Your goal:
Copy out each line of the listing that has the word "seus" in it.
>> Begin
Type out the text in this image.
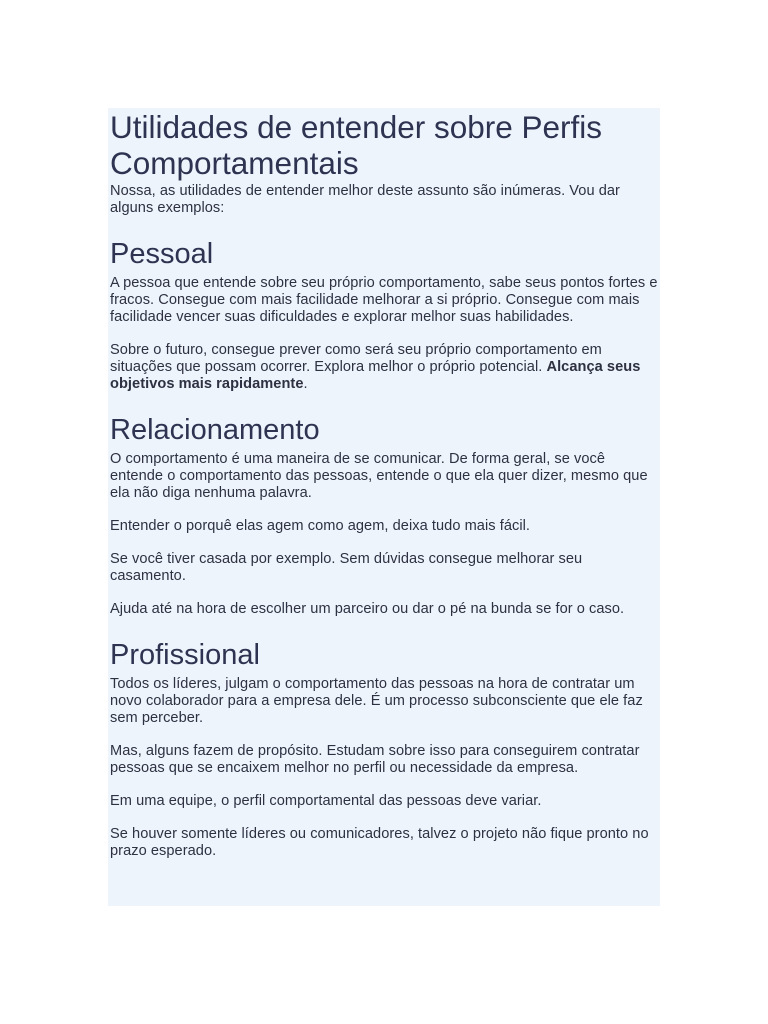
Utilidades de entender sobre Perfis Comportamentais

Nossa, as utilidades de entender melhor deste assunto são inúmeras. Vou dar alguns exemplos:

Pessoal

A pessoa que entende sobre seu próprio comportamento, sabe seus pontos fortes e fracos. Consegue com mais facilidade melhorar a si próprio. Consegue com mais facilidade vencer suas dificuldades e explorar melhor suas habilidades.

Sobre o futuro, consegue prever como será seu próprio comportamento em situações que possam ocorrer. Explora melhor o próprio potencial. Alcança seus objetivos mais rapidamente.

Relacionamento

O comportamento é uma maneira de se comunicar. De forma geral, se você entende o comportamento das pessoas, entende o que ela quer dizer, mesmo que ela não diga nenhuma palavra.

Entender o porquê elas agem como agem, deixa tudo mais fácil.

Se você tiver casada por exemplo. Sem dúvidas consegue melhorar seu casamento.

Ajuda até na hora de escolher um parceiro ou dar o pé na bunda se for o caso.

Profissional

Todos os líderes, julgam o comportamento das pessoas na hora de contratar um novo colaborador para a empresa dele. É um processo subconsciente que ele faz sem perceber.

Mas, alguns fazem de propósito. Estudam sobre isso para conseguirem contratar pessoas que se encaixem melhor no perfil ou necessidade da empresa.

Em uma equipe, o perfil comportamental das pessoas deve variar.

Se houver somente líderes ou comunicadores, talvez o projeto não fique pronto no prazo esperado.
>> End
The reply:
A pessoa que entende sobre seu próprio comportamento, sabe seus pontos fortes e fracos. Consegue com mais facilidade melhorar a si próprio. Consegue com mais facilidade vencer suas dificuldades e explorar melhor suas habilidades.
Sobre o futuro, consegue prever como será seu próprio comportamento em situações que possam ocorrer. Explora melhor o próprio potencial. Alcança seus objetivos mais rapidamente.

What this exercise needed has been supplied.